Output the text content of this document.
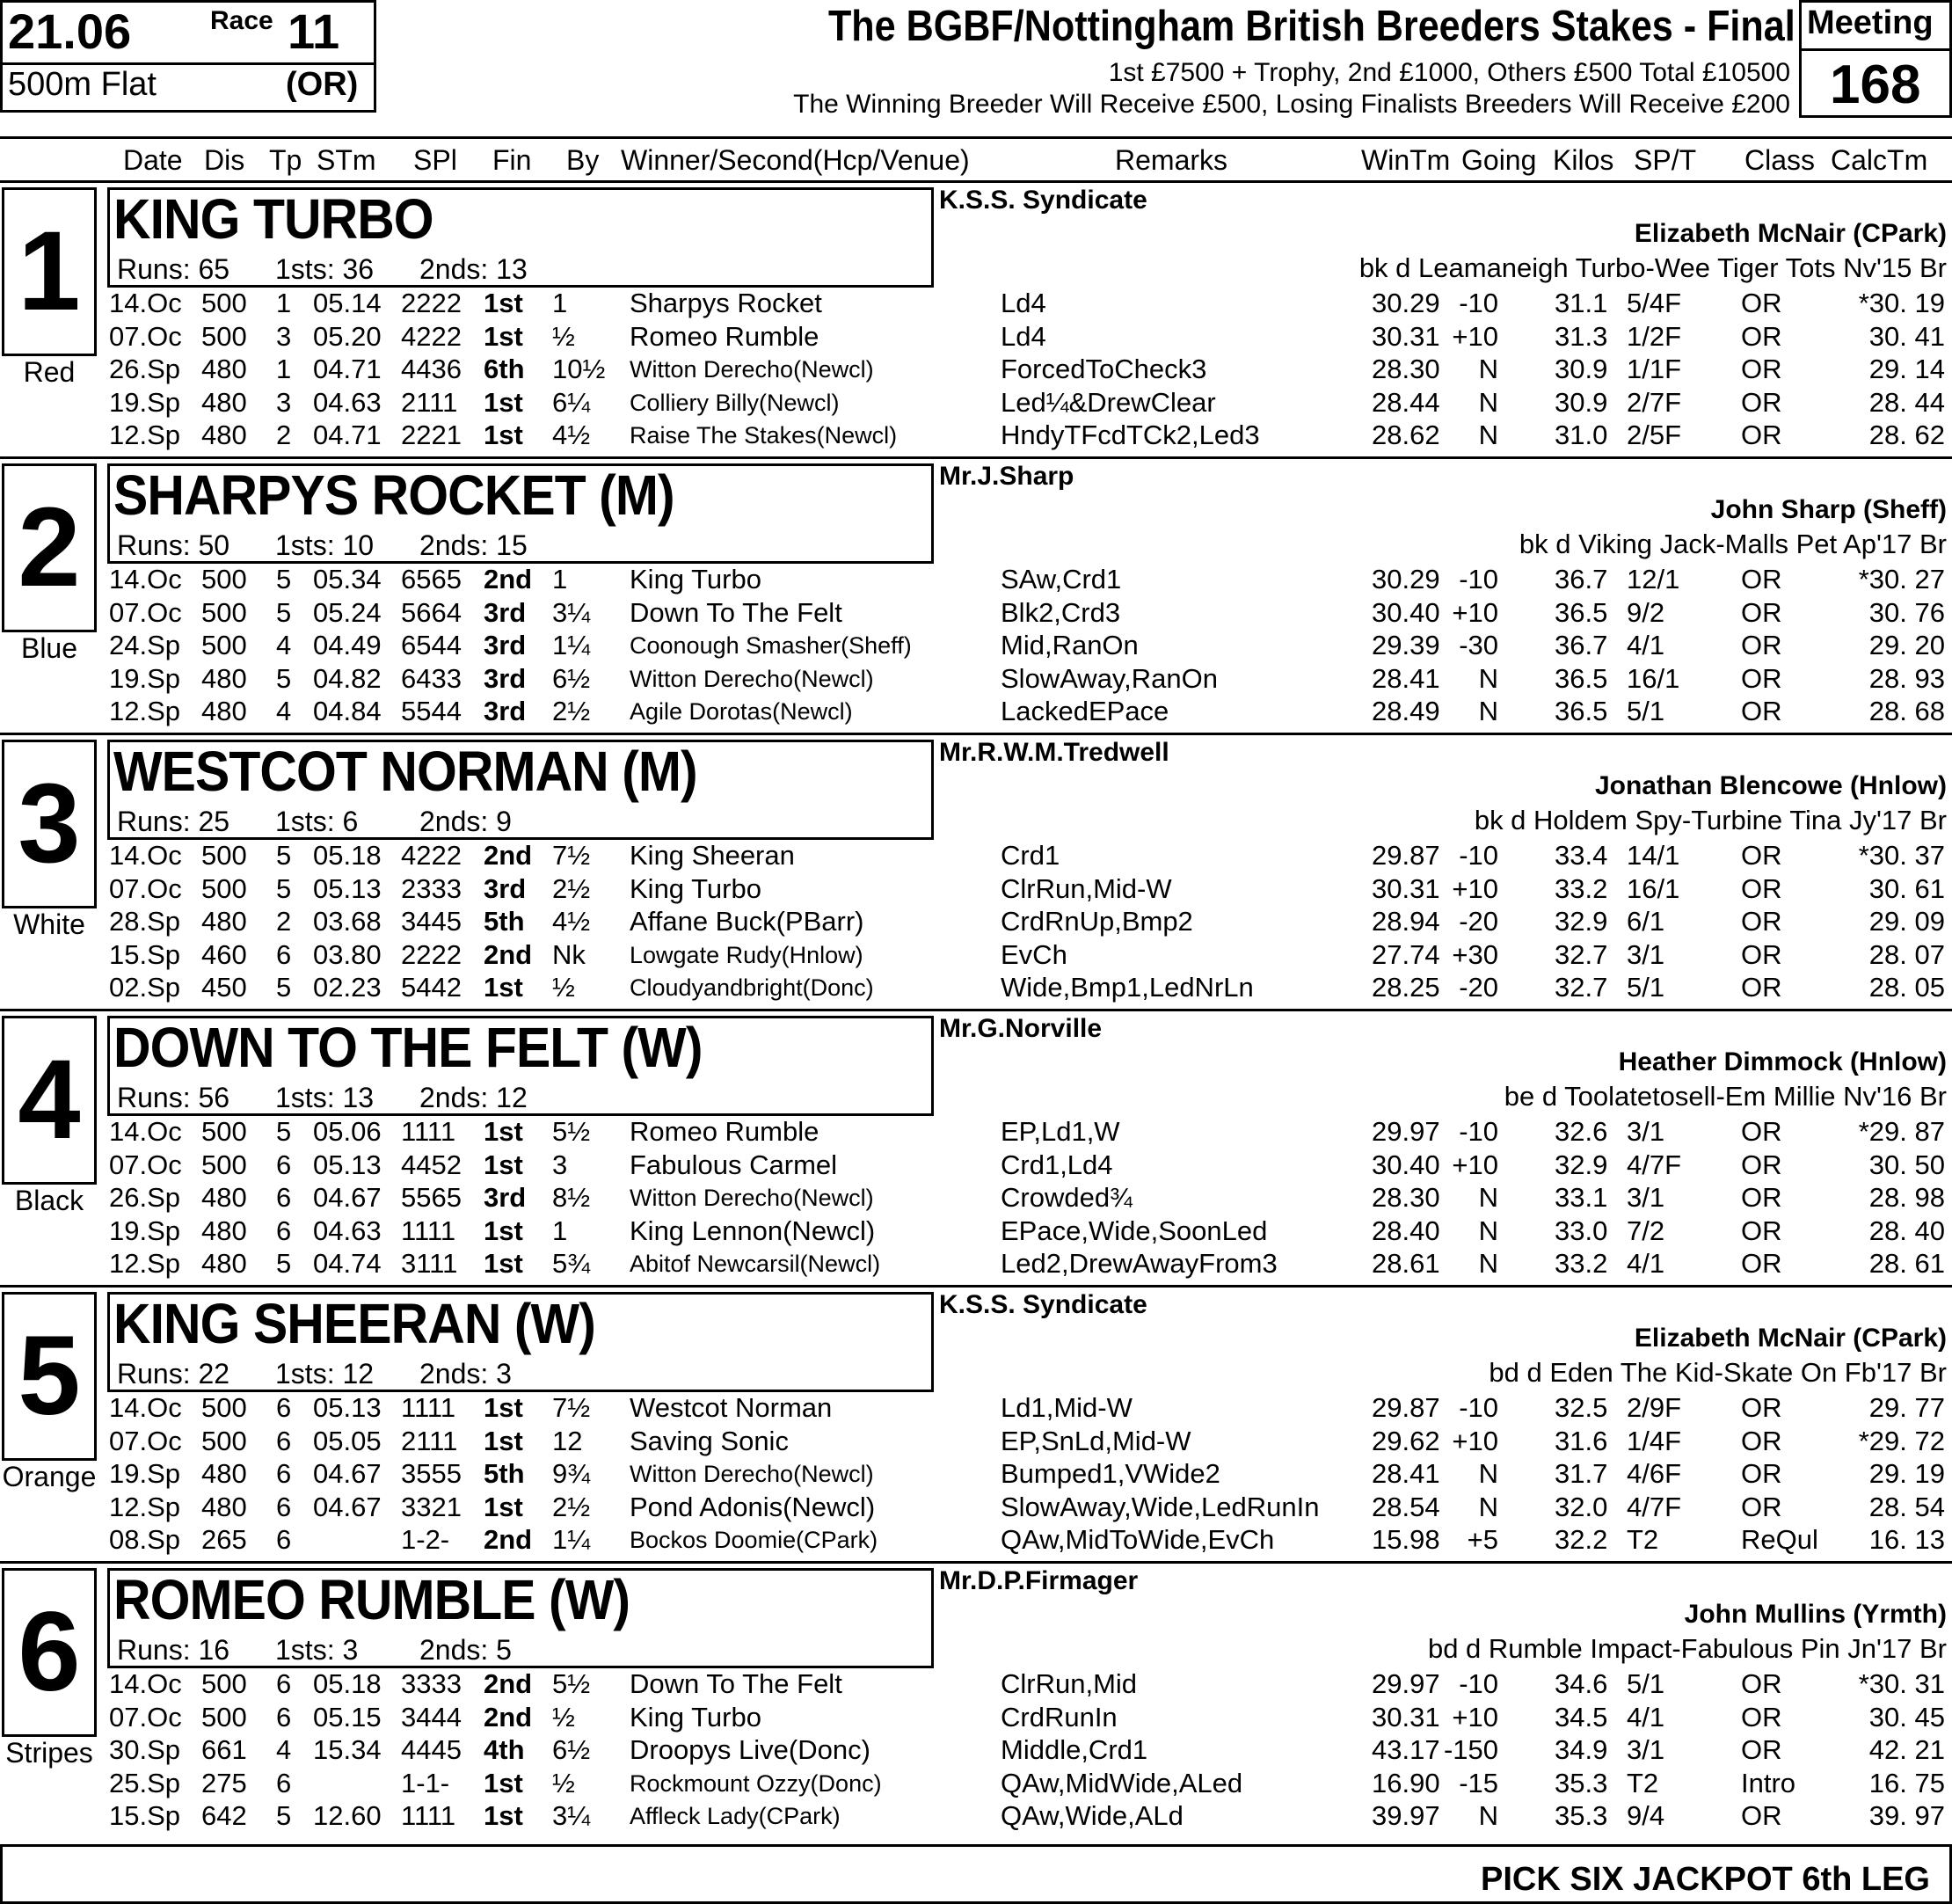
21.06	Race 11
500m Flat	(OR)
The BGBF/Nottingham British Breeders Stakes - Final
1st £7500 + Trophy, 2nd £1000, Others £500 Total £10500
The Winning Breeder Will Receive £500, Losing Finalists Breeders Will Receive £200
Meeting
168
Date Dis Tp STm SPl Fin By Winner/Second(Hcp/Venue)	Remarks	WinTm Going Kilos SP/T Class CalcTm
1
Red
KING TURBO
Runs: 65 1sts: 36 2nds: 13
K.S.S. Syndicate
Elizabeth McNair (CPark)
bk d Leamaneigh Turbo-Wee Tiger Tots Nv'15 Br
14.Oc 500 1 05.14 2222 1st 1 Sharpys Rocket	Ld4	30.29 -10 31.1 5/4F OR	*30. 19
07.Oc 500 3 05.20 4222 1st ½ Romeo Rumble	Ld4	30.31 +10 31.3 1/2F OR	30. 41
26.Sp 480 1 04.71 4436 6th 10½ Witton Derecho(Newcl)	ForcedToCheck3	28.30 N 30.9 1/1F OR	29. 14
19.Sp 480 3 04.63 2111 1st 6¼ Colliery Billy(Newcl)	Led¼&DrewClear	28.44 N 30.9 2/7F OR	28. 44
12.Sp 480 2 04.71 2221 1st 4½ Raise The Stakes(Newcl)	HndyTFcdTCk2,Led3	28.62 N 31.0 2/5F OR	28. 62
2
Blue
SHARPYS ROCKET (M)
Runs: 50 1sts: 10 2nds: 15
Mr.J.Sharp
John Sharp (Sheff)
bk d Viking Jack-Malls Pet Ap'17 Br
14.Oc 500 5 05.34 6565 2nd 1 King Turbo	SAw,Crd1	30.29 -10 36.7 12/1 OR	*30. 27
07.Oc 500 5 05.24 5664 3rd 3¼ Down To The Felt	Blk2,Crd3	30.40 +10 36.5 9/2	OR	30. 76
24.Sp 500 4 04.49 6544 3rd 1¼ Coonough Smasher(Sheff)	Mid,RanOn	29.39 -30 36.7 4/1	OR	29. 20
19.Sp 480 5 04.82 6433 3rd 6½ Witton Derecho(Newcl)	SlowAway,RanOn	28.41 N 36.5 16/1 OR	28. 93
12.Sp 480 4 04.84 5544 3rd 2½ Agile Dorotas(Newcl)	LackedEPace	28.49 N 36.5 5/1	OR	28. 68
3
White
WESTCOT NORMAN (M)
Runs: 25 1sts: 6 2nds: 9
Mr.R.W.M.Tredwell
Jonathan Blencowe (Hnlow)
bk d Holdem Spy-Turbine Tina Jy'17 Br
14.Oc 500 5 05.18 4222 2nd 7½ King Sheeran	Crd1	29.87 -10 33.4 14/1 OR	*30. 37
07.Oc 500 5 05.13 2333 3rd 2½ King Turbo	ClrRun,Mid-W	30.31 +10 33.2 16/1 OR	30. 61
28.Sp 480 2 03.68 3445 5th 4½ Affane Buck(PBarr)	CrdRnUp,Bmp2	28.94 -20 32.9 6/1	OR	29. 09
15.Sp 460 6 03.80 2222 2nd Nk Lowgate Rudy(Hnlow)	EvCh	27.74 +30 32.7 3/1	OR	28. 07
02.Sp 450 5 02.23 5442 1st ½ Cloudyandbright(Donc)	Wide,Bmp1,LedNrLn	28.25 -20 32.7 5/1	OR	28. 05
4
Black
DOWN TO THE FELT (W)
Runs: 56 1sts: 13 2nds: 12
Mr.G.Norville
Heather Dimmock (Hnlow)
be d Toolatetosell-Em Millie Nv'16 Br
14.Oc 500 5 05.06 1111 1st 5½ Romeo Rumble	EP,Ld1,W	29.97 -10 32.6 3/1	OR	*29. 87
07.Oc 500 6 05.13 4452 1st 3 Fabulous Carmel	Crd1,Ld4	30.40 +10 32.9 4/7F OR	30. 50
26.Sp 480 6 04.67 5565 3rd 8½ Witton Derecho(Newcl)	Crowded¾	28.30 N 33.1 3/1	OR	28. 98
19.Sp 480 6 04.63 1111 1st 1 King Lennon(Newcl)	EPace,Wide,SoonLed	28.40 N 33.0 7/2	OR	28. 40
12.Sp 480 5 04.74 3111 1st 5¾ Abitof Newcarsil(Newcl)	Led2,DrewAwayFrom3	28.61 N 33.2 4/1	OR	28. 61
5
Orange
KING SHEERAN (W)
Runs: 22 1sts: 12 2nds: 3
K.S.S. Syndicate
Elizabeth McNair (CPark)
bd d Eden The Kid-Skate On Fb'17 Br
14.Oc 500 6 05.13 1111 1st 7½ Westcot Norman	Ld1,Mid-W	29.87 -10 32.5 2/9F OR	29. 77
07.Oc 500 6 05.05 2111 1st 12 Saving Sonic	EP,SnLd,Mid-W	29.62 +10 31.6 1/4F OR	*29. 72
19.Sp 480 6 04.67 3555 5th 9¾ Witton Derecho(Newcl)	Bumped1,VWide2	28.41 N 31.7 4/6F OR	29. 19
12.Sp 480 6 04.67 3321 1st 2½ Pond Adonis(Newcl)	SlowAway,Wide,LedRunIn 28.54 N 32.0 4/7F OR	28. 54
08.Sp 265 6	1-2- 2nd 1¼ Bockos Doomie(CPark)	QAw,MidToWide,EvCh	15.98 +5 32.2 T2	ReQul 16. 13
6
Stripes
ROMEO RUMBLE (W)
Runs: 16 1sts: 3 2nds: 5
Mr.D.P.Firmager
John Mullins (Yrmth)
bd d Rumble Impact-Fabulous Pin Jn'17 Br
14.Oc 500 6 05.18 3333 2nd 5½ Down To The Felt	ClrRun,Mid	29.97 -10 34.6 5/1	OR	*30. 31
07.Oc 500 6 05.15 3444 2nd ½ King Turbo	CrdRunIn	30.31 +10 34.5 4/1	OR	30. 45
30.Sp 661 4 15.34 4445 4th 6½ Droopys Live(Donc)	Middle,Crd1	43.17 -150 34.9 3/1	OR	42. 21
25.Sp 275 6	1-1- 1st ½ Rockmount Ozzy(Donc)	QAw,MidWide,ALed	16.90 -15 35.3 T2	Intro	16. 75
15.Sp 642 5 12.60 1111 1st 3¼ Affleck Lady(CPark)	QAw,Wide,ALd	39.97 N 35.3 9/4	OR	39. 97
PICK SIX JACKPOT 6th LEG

→ Requirements
Images must not appear in the copy; reproduce everything else in the records verbatim.

→ Full answer
Output the text content of this document.
21.06	Race 11
500m Flat	(OR)
The BGBF/Nottingham British Breeders Stakes - Final
1st £7500 + Trophy, 2nd £1000, Others £500 Total £10500
The Winning Breeder Will Receive £500, Losing Finalists Breeders Will Receive £200
Meeting
168
Date Dis Tp STm SPl Fin By Winner/Second(Hcp/Venue)	Remarks	WinTm Going Kilos SP/T Class CalcTm
1
Red
KING TURBO
Runs: 65 1sts: 36 2nds: 13
K.S.S. Syndicate
Elizabeth McNair (CPark)
bk d Leamaneigh Turbo-Wee Tiger Tots Nv'15 Br
14.Oc 500 1 05.14 2222 1st 1 Sharpys Rocket	Ld4	30.29 -10 31.1 5/4F OR	*30. 19
07.Oc 500 3 05.20 4222 1st ½ Romeo Rumble	Ld4	30.31 +10 31.3 1/2F OR	30. 41
26.Sp 480 1 04.71 4436 6th 10½ Witton Derecho(Newcl)	ForcedToCheck3	28.30 N 30.9 1/1F OR	29. 14
19.Sp 480 3 04.63 2111 1st 6¼ Colliery Billy(Newcl)	Led¼&DrewClear	28.44 N 30.9 2/7F OR	28. 44
12.Sp 480 2 04.71 2221 1st 4½ Raise The Stakes(Newcl)	HndyTFcdTCk2,Led3	28.62 N 31.0 2/5F OR	28. 62
2
Blue
SHARPYS ROCKET (M)
Runs: 50 1sts: 10 2nds: 15
Mr.J.Sharp
John Sharp (Sheff)
bk d Viking Jack-Malls Pet Ap'17 Br
14.Oc 500 5 05.34 6565 2nd 1 King Turbo	SAw,Crd1	30.29 -10 36.7 12/1 OR	*30. 27
07.Oc 500 5 05.24 5664 3rd 3¼ Down To The Felt	Blk2,Crd3	30.40 +10 36.5 9/2	OR	30. 76
24.Sp 500 4 04.49 6544 3rd 1¼ Coonough Smasher(Sheff)	Mid,RanOn	29.39 -30 36.7 4/1	OR	29. 20
19.Sp 480 5 04.82 6433 3rd 6½ Witton Derecho(Newcl)	SlowAway,RanOn	28.41 N 36.5 16/1 OR	28. 93
12.Sp 480 4 04.84 5544 3rd 2½ Agile Dorotas(Newcl)	LackedEPace	28.49 N 36.5 5/1	OR	28. 68
3
White
WESTCOT NORMAN (M)
Runs: 25 1sts: 6 2nds: 9
Mr.R.W.M.Tredwell
Jonathan Blencowe (Hnlow)
bk d Holdem Spy-Turbine Tina Jy'17 Br
14.Oc 500 5 05.18 4222 2nd 7½ King Sheeran	Crd1	29.87 -10 33.4 14/1 OR	*30. 37
07.Oc 500 5 05.13 2333 3rd 2½ King Turbo	ClrRun,Mid-W	30.31 +10 33.2 16/1 OR	30. 61
28.Sp 480 2 03.68 3445 5th 4½ Affane Buck(PBarr)	CrdRnUp,Bmp2	28.94 -20 32.9 6/1	OR	29. 09
15.Sp 460 6 03.80 2222 2nd Nk Lowgate Rudy(Hnlow)	EvCh	27.74 +30 32.7 3/1	OR	28. 07
02.Sp 450 5 02.23 5442 1st ½ Cloudyandbright(Donc)	Wide,Bmp1,LedNrLn	28.25 -20 32.7 5/1	OR	28. 05
4
Black
DOWN TO THE FELT (W)
Runs: 56 1sts: 13 2nds: 12
Mr.G.Norville
Heather Dimmock (Hnlow)
be d Toolatetosell-Em Millie Nv'16 Br
14.Oc 500 5 05.06 1111 1st 5½ Romeo Rumble	EP,Ld1,W	29.97 -10 32.6 3/1	OR	*29. 87
07.Oc 500 6 05.13 4452 1st 3 Fabulous Carmel	Crd1,Ld4	30.40 +10 32.9 4/7F OR	30. 50
26.Sp 480 6 04.67 5565 3rd 8½ Witton Derecho(Newcl)	Crowded¾	28.30 N 33.1 3/1	OR	28. 98
19.Sp 480 6 04.63 1111 1st 1 King Lennon(Newcl)	EPace,Wide,SoonLed	28.40 N 33.0 7/2	OR	28. 40
12.Sp 480 5 04.74 3111 1st 5¾ Abitof Newcarsil(Newcl)	Led2,DrewAwayFrom3	28.61 N 33.2 4/1	OR	28. 61
5
Orange
KING SHEERAN (W)
Runs: 22 1sts: 12 2nds: 3
K.S.S. Syndicate
Elizabeth McNair (CPark)
bd d Eden The Kid-Skate On Fb'17 Br
14.Oc 500 6 05.13 1111 1st 7½ Westcot Norman	Ld1,Mid-W	29.87 -10 32.5 2/9F OR	29. 77
07.Oc 500 6 05.05 2111 1st 12 Saving Sonic	EP,SnLd,Mid-W	29.62 +10 31.6 1/4F OR	*29. 72
19.Sp 480 6 04.67 3555 5th 9¾ Witton Derecho(Newcl)	Bumped1,VWide2	28.41 N 31.7 4/6F OR	29. 19
12.Sp 480 6 04.67 3321 1st 2½ Pond Adonis(Newcl)	SlowAway,Wide,LedRunIn 28.54 N 32.0 4/7F OR	28. 54
08.Sp 265 6	1-2- 2nd 1¼ Bockos Doomie(CPark)	QAw,MidToWide,EvCh	15.98 +5 32.2 T2	ReQul 16. 13
6
Stripes
ROMEO RUMBLE (W)
Runs: 16 1sts: 3 2nds: 5
Mr.D.P.Firmager
John Mullins (Yrmth)
bd d Rumble Impact-Fabulous Pin Jn'17 Br
14.Oc 500 6 05.18 3333 2nd 5½ Down To The Felt	ClrRun,Mid	29.97 -10 34.6 5/1	OR	*30. 31
07.Oc 500 6 05.15 3444 2nd ½ King Turbo	CrdRunIn	30.31 +10 34.5 4/1	OR	30. 45
30.Sp 661 4 15.34 4445 4th 6½ Droopys Live(Donc)	Middle,Crd1	43.17 -150 34.9 3/1	OR	42. 21
25.Sp 275 6	1-1- 1st ½ Rockmount Ozzy(Donc)	QAw,MidWide,ALed	16.90 -15 35.3 T2	Intro	16. 75
15.Sp 642 5 12.60 1111 1st 3¼ Affleck Lady(CPark)	QAw,Wide,ALd	39.97 N 35.3 9/4	OR	39. 97
PICK SIX JACKPOT 6th LEG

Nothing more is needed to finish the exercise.